**Attività richiesta**
Prosegui la decisione sul ricorso relativo al muro di confine a partire dall'ultima frase riportata.

**Testo di partenza**

*****

Resistono con controricorso L.L., La.An., La.Ma. e T.L., mentre la.al. e L.V.L. sono rimasti intimati.
Ambedue le parti costituite hanno depositato memorie.
RAGIONI DELLA DECISIONE
Con il primo motivo, i ricorrenti lamentano genericamente la violazione e falsa applicazione di norme di diritto, allegando che la Corte di Appello avrebbe dovuto tener conto del fatto che essi avevano in animo di eseguire opere di mera conservazione del muro, che aveva subito un cedimento anche a causa della voragine apertasi nel cortile interno, ove insistevano le vecchie cisterne e il pozzo nero oggetto del reinterro di cui è causa. Ad avviso dei ricorrenti, quindi, non si era configurato alcuno spoglio, posta l’assenza della loro intenzione di pregiudicare in alcun modo l’altrui diritto di uso sulla cosa controversa. In buona fede, ritenendosi proprietari esclusivi del cortile e del muro di confine, essi avevano solo eseguito opere conservative che, di fatto, avevano anticipato quanto poi ordinato dal Comune con l’ordinanza sindacale dell’agosto 2003.
Con il secondo motivo, i ricorrenti lamentano l’omesso esame da parte della Corte territoriale delle risultanze della nota del Direttore dei Lavori geom. Pe. del 27.8.2001, con la quale costui avrebbe comunicato al Comune l’intenzione di interrare i volumi vuoti scoperti casualmente nel corso dei lavori al di sotto del cortile e in prossimità del muro di confine, nonchè del verbale della Polizia municipale del 3.9.2001, nel quale sarebbe indicato che sul muro perimetrale lato strada era stato praticato un taglio. Ad avviso dei ricorrenti, tali documenti dimostrerebbero che essi non avevano eseguito alcun intervento sul muro di confine, che era stato interessato da un crollo parziale per effetto delle voragini venutisi a creare nel cortile.

*****

**Materiale fornito**
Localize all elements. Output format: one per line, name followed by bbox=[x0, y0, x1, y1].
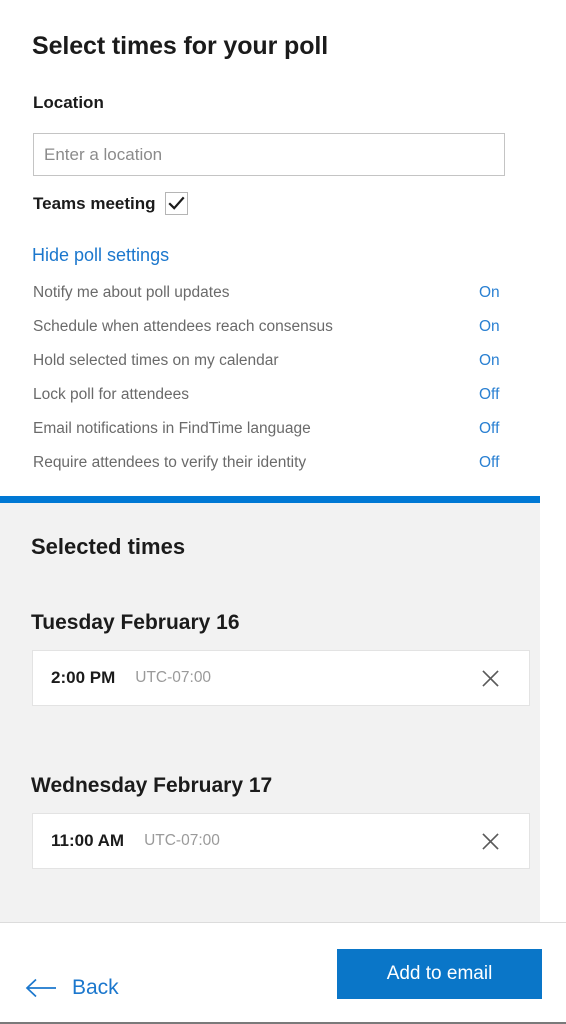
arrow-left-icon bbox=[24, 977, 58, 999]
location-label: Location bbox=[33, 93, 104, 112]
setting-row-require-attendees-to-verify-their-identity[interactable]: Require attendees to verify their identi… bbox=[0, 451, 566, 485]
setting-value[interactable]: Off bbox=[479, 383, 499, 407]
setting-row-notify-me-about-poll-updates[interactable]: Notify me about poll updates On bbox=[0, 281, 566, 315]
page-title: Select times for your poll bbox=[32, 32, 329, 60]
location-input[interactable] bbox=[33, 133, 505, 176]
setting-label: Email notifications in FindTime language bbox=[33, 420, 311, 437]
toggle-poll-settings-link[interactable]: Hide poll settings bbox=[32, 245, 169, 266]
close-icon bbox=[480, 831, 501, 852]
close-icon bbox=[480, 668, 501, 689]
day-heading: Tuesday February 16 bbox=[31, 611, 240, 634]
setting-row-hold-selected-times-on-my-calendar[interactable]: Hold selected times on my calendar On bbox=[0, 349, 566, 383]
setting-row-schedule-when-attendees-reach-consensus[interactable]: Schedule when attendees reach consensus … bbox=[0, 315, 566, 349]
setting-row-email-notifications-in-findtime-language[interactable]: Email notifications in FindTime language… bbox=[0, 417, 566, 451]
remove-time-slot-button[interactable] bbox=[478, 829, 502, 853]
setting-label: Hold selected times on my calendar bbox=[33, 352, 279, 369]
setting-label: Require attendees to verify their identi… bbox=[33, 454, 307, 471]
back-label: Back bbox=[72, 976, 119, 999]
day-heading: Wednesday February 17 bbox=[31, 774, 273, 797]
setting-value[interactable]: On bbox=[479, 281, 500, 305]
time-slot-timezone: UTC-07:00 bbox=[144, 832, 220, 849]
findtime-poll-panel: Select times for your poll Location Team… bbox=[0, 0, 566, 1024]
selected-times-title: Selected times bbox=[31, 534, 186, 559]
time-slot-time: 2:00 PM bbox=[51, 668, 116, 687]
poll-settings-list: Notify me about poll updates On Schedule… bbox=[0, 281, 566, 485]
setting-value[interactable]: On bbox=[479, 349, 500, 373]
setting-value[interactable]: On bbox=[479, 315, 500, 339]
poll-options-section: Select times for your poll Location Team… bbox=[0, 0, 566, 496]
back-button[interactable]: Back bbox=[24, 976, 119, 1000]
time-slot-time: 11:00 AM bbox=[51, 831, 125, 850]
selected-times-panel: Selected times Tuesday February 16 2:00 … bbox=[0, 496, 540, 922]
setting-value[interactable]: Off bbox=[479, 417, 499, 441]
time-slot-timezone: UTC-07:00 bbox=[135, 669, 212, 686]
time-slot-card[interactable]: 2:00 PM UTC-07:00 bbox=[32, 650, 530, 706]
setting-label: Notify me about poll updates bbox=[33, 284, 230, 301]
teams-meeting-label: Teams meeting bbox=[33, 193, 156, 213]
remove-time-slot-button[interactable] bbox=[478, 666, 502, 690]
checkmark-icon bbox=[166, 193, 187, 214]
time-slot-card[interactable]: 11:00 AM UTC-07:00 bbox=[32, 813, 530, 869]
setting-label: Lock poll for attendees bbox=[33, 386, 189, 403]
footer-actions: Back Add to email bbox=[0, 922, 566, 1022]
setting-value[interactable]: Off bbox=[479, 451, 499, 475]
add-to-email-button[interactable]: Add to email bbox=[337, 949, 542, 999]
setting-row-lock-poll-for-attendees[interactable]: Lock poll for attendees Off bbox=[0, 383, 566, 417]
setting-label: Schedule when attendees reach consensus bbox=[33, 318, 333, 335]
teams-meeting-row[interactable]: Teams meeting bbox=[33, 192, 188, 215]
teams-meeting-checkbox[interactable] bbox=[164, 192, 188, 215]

*****

**Risposta di seguito**
Ambedue le doglianze sono inammissibili.
La prima, infatti, non coglie la ratto della decisione impugnata, posto che il giudice di seconda istanza aveva rilevato la novità della prospettazione, allegata dai ricorrenti solo in appello, secondo cui comunque il loro operato sarebbe rientrato nei limiti dell’art. 1102 c.c.. Con motivazione non attinta dai motivi di ricorso, la Corte territoriale aveva rilevato la insanabile contraddittorietà esistente tra tale ipotesi, che postula la proprietà comune del muro di recinzione della corte, e quanto sostenuto dagli appellanti in prime cure, posto che in quel grado i predetti si erano dichiarati proprietari esclusivi del manufatto in discussione.
Inoltre, ambedue le censure attengono al merito della vicenda e si risolvono in un’inammissibile istanza di revisione delle valutazioni e del convincimento del giudice di merito tesa all’ottenimento di una nuova pronuncia sul fatto, certamente estranea alla natura ed ai fini del giudizio di cassazione (Cass. S.U. n. 24148 del 25/10/2013, Rv. 627790).
Inoltre, per giurisprudenza consolidata “L’esame dei documenti esibiti e delle deposizioni dei testimoni, nonchè la valutazione dei documenti e delle risultanze della prova testimoniale, il giudizio sull’attendibilità dei testi e sulla credibilità di alcuni invece che di altri, come la scelta, tra le varie risultanze probatorie, di quelle ritenute più idonee a sorreggere la motivazione, involgono apprezzamenti di fatto riservati al giudice del merito, il quale, nel porre a fondamento della propria decisione una fonte di prova con esclusione di altre, non incontra altro limite che quello di indicare le ragioni del proprio convincimento, senza essere tenuto a discutere ogni singolo elemento o a confutare tutte le deduzioni difensive, dovendo ritenersi implicitamente disattesi tutti i rilievi e circostanze che, sebbene non menzionati specificamente, sono logicamente incompatibili con la decisione adottata” (Cass. Sez. 3, Sentenza n. 12362 del 24/05/2006, Rv. 589595: conf. Cass. Sez. 1, Sentenza n. 11511 del 23/05/2014, Rv. 631448; Cass. Sez. L, Sentenza n. 13485 del 13/06/2014, Rv. 631330; Cass. Sez. L, Sentenza n. 11933 del 07/08/2003, Rv. 565755; Cass. Sez. L, Sentenza n. 322 del 13/01/2003, Rv. 559636). Di conseguenza, non può essere utilmente richiesto alla Corte di Cassazione di procedere ad un riesame critico del compendio istruttorio acquisto nel corso dei gradi di merito.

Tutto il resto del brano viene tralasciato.